## DIRECTION
Below are some records. Pull every line that contains the word "name".

(Records from a collection of figures)
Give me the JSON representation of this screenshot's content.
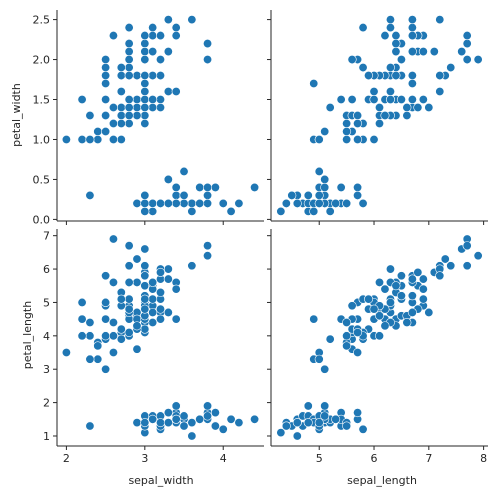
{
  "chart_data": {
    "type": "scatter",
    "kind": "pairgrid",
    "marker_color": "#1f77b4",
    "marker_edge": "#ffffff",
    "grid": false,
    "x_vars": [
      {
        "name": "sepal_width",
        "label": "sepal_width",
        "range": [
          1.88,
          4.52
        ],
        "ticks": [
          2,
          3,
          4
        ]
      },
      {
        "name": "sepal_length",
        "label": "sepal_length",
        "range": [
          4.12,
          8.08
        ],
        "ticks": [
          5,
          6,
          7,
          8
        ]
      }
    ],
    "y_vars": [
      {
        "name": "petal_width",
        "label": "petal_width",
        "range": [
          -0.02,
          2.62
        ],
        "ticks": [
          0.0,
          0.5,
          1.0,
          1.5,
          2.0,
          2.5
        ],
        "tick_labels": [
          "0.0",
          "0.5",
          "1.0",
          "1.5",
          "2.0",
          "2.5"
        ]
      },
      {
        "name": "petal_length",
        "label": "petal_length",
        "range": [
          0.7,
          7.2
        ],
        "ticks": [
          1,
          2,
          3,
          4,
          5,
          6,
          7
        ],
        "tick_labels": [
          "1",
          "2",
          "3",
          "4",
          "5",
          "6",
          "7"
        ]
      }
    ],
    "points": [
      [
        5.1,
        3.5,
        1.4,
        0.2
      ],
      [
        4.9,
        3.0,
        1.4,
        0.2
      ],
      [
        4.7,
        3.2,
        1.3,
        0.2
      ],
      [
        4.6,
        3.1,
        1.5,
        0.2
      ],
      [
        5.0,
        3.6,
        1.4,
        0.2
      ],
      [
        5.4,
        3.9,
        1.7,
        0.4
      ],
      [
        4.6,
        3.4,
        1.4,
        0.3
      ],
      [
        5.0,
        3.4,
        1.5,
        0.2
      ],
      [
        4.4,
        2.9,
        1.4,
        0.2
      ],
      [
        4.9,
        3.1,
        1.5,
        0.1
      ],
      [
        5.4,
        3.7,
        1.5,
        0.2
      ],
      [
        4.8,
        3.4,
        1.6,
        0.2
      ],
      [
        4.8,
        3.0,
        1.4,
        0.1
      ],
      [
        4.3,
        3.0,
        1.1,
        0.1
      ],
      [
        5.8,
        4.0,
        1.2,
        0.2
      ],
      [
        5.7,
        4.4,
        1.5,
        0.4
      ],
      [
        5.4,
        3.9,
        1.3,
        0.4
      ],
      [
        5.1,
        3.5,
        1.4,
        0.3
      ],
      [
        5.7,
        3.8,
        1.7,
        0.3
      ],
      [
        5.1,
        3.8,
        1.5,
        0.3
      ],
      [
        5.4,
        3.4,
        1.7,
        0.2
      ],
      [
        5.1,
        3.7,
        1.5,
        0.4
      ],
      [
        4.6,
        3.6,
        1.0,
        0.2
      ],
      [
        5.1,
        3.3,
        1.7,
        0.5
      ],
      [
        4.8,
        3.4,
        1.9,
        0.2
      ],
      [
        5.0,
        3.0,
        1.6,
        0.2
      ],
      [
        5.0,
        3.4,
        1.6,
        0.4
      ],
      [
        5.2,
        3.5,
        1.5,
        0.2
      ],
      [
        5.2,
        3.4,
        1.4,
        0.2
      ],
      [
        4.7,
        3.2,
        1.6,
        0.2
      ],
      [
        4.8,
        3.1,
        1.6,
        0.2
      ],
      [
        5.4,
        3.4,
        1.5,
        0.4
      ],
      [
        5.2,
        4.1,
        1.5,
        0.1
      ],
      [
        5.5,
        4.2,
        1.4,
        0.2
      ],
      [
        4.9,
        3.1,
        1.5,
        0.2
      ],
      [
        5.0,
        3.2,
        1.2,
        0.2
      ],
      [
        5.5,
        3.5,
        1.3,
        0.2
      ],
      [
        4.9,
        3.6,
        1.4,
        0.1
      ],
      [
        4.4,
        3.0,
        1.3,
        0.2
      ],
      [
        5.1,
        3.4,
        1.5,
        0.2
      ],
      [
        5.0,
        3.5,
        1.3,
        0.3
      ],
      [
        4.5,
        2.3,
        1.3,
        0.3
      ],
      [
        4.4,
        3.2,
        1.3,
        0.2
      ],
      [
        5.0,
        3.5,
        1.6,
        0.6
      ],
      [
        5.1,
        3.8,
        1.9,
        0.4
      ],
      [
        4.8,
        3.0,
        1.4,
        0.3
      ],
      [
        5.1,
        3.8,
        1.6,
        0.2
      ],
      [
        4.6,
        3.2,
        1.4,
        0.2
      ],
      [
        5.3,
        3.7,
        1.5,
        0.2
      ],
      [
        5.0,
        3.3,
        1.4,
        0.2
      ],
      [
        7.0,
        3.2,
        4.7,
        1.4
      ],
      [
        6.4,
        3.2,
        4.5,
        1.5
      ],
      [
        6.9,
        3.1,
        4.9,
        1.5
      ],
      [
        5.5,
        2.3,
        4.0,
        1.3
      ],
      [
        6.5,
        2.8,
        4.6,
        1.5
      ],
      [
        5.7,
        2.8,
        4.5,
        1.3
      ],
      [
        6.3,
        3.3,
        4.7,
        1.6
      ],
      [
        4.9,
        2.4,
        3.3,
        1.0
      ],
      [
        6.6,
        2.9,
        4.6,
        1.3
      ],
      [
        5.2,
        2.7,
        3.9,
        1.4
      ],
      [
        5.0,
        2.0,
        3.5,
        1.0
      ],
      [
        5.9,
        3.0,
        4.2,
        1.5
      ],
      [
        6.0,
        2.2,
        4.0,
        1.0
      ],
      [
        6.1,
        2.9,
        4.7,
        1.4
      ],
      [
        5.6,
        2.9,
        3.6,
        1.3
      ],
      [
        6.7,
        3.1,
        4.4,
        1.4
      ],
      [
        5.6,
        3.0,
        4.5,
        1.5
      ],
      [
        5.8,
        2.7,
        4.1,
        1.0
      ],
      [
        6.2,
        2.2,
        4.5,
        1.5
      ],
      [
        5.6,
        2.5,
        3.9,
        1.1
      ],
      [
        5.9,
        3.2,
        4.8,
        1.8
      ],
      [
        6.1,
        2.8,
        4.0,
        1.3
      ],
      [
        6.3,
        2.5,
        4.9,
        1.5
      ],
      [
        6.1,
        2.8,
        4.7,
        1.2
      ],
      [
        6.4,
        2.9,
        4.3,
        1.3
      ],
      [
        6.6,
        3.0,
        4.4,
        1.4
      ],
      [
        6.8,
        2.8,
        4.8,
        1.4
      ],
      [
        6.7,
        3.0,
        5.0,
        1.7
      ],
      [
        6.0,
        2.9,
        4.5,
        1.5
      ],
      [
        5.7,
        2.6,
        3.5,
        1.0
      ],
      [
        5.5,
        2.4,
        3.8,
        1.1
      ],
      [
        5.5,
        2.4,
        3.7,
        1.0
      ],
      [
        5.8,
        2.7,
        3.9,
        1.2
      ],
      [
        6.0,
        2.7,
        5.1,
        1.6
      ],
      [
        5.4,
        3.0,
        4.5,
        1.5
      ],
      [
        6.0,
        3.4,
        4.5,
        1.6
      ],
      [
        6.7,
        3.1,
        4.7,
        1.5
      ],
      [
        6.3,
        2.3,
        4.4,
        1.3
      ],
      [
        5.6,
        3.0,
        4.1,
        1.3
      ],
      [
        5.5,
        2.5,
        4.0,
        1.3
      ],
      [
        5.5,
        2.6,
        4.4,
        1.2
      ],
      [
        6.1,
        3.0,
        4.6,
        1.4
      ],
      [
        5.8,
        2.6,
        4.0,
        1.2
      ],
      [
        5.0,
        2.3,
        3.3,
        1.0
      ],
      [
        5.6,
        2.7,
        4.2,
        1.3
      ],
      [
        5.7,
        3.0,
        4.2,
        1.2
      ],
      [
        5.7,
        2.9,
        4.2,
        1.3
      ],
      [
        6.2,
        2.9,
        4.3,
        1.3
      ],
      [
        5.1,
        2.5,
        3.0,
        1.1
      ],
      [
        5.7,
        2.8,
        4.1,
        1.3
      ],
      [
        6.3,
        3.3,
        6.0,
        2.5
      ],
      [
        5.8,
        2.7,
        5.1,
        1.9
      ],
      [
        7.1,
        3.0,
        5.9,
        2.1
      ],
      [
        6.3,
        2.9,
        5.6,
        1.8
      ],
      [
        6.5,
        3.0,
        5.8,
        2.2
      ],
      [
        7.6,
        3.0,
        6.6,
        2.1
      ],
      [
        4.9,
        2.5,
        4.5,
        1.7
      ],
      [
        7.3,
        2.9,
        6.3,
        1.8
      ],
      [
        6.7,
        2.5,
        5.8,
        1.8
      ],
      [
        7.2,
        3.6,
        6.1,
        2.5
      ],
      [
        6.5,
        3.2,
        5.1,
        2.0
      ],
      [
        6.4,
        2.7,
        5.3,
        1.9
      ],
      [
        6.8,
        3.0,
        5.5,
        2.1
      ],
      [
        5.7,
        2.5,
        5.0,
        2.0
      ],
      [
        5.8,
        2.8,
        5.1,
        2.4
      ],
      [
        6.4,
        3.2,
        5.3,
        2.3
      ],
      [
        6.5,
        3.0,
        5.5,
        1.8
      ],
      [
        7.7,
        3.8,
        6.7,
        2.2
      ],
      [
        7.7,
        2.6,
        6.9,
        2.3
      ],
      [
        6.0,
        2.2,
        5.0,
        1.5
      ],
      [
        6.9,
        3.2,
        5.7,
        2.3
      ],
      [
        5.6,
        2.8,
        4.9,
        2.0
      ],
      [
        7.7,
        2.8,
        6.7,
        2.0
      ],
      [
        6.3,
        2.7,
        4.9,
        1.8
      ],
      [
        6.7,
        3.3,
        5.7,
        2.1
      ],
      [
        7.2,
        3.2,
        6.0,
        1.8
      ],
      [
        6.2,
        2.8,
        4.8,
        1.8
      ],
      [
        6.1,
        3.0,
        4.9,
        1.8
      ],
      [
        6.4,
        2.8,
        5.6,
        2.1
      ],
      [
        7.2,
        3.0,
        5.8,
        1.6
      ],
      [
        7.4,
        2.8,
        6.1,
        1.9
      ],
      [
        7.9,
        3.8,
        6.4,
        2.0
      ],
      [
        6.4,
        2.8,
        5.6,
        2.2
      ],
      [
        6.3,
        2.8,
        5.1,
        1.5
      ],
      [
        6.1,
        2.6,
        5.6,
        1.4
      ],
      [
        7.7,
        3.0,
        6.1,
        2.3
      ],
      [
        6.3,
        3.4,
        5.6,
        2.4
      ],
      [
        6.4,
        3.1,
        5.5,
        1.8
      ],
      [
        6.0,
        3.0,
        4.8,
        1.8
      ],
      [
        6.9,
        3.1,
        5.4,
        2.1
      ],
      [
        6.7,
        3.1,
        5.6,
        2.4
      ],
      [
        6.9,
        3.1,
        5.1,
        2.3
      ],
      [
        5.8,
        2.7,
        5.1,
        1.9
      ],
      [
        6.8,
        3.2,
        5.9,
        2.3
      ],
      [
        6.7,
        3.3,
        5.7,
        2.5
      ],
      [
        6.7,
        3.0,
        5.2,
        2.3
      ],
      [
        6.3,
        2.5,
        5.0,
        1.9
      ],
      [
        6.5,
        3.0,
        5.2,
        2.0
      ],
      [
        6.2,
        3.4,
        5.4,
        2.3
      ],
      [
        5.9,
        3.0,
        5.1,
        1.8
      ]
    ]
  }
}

## TASK RESPONSE
        "name": "sepal_width",
        "name": "sepal_length",
        "name": "petal_width",
        "name": "petal_length",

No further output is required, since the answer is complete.